[START]
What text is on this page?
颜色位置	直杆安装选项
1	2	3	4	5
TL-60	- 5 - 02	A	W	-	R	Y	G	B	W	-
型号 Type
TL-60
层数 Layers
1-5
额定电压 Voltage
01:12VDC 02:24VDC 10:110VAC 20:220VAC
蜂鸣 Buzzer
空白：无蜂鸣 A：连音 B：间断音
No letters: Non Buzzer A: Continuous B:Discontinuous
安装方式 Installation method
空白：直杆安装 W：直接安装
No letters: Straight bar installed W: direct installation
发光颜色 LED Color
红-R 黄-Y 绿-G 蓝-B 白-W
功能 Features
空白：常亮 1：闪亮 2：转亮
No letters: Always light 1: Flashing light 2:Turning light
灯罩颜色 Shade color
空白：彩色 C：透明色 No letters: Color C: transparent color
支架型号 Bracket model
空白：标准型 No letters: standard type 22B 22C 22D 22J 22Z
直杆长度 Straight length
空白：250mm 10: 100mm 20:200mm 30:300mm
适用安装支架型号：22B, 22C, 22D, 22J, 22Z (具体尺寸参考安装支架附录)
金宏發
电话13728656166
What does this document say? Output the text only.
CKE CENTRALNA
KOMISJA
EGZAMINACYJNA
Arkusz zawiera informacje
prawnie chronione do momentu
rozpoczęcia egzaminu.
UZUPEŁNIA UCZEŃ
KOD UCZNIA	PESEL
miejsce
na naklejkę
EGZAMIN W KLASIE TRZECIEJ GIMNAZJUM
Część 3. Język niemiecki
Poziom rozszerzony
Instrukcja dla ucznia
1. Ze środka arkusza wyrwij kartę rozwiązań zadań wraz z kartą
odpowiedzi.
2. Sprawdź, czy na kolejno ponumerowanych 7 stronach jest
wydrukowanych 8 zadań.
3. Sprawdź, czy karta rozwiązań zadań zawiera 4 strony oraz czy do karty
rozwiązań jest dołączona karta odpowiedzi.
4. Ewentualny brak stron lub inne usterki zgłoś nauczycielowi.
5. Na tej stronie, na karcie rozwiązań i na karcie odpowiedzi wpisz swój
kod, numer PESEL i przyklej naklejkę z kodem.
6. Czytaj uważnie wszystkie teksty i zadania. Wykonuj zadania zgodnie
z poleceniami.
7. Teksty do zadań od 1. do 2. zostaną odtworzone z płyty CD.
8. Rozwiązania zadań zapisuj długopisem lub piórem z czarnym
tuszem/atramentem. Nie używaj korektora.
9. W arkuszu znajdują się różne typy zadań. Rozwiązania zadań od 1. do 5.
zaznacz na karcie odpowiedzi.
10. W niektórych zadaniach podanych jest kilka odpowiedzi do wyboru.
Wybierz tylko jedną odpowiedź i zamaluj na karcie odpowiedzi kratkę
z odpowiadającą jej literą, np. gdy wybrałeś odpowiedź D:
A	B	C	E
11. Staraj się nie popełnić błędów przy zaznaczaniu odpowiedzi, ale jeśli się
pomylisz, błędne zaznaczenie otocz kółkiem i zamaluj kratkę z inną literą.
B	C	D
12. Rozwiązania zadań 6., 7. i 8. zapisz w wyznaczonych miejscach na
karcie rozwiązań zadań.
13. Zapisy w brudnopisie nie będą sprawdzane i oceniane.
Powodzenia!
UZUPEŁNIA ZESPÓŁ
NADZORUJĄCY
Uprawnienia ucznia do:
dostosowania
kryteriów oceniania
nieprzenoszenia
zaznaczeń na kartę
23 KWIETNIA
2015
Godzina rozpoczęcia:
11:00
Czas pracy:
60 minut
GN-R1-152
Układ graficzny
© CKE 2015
[END]
SHORT TASK: Please restate the whole listing word for word.

EXPECTED ANSWER:
What text is on this page?
颜色位置	直杆安装选项
1	2	3	4	5
TL-60	- 5 - 02	A	W	-	R	Y	G	B	W	-
型号 Type
TL-60
层数 Layers
1-5
额定电压 Voltage
01:12VDC 02:24VDC 10:110VAC 20:220VAC
蜂鸣 Buzzer
空白：无蜂鸣 A：连音 B：间断音
No letters: Non Buzzer A: Continuous B:Discontinuous
安装方式 Installation method
空白：直杆安装 W：直接安装
No letters: Straight bar installed W: direct installation
发光颜色 LED Color
红-R 黄-Y 绿-G 蓝-B 白-W
功能 Features
空白：常亮 1：闪亮 2：转亮
No letters: Always light 1: Flashing light 2:Turning light
灯罩颜色 Shade color
空白：彩色 C：透明色 No letters: Color C: transparent color
支架型号 Bracket model
空白：标准型 No letters: standard type 22B 22C 22D 22J 22Z
直杆长度 Straight length
空白：250mm 10: 100mm 20:200mm 30:300mm
适用安装支架型号：22B, 22C, 22D, 22J, 22Z (具体尺寸参考安装支架附录)
金宏發
电话13728656166
What does this document say? Output the text only.
CKE CENTRALNA
KOMISJA
EGZAMINACYJNA
Arkusz zawiera informacje
prawnie chronione do momentu
rozpoczęcia egzaminu.
UZUPEŁNIA UCZEŃ
KOD UCZNIA	PESEL
miejsce
na naklejkę
EGZAMIN W KLASIE TRZECIEJ GIMNAZJUM
Część 3. Język niemiecki
Poziom rozszerzony
Instrukcja dla ucznia
1. Ze środka arkusza wyrwij kartę rozwiązań zadań wraz z kartą
odpowiedzi.
2. Sprawdź, czy na kolejno ponumerowanych 7 stronach jest
wydrukowanych 8 zadań.
3. Sprawdź, czy karta rozwiązań zadań zawiera 4 strony oraz czy do karty
rozwiązań jest dołączona karta odpowiedzi.
4. Ewentualny brak stron lub inne usterki zgłoś nauczycielowi.
5. Na tej stronie, na karcie rozwiązań i na karcie odpowiedzi wpisz swój
kod, numer PESEL i przyklej naklejkę z kodem.
6. Czytaj uważnie wszystkie teksty i zadania. Wykonuj zadania zgodnie
z poleceniami.
7. Teksty do zadań od 1. do 2. zostaną odtworzone z płyty CD.
8. Rozwiązania zadań zapisuj długopisem lub piórem z czarnym
tuszem/atramentem. Nie używaj korektora.
9. W arkuszu znajdują się różne typy zadań. Rozwiązania zadań od 1. do 5.
zaznacz na karcie odpowiedzi.
10. W niektórych zadaniach podanych jest kilka odpowiedzi do wyboru.
Wybierz tylko jedną odpowiedź i zamaluj na karcie odpowiedzi kratkę
z odpowiadającą jej literą, np. gdy wybrałeś odpowiedź D:
A	B	C	E
11. Staraj się nie popełnić błędów przy zaznaczaniu odpowiedzi, ale jeśli się
pomylisz, błędne zaznaczenie otocz kółkiem i zamaluj kratkę z inną literą.
B	C	D
12. Rozwiązania zadań 6., 7. i 8. zapisz w wyznaczonych miejscach na
karcie rozwiązań zadań.
13. Zapisy w brudnopisie nie będą sprawdzane i oceniane.
Powodzenia!
UZUPEŁNIA ZESPÓŁ
NADZORUJĄCY
Uprawnienia ucznia do:
dostosowania
kryteriów oceniania
nieprzenoszenia
zaznaczeń na kartę
23 KWIETNIA
2015
Godzina rozpoczęcia:
11:00
Czas pracy:
60 minut
GN-R1-152
Układ graficzny
© CKE 2015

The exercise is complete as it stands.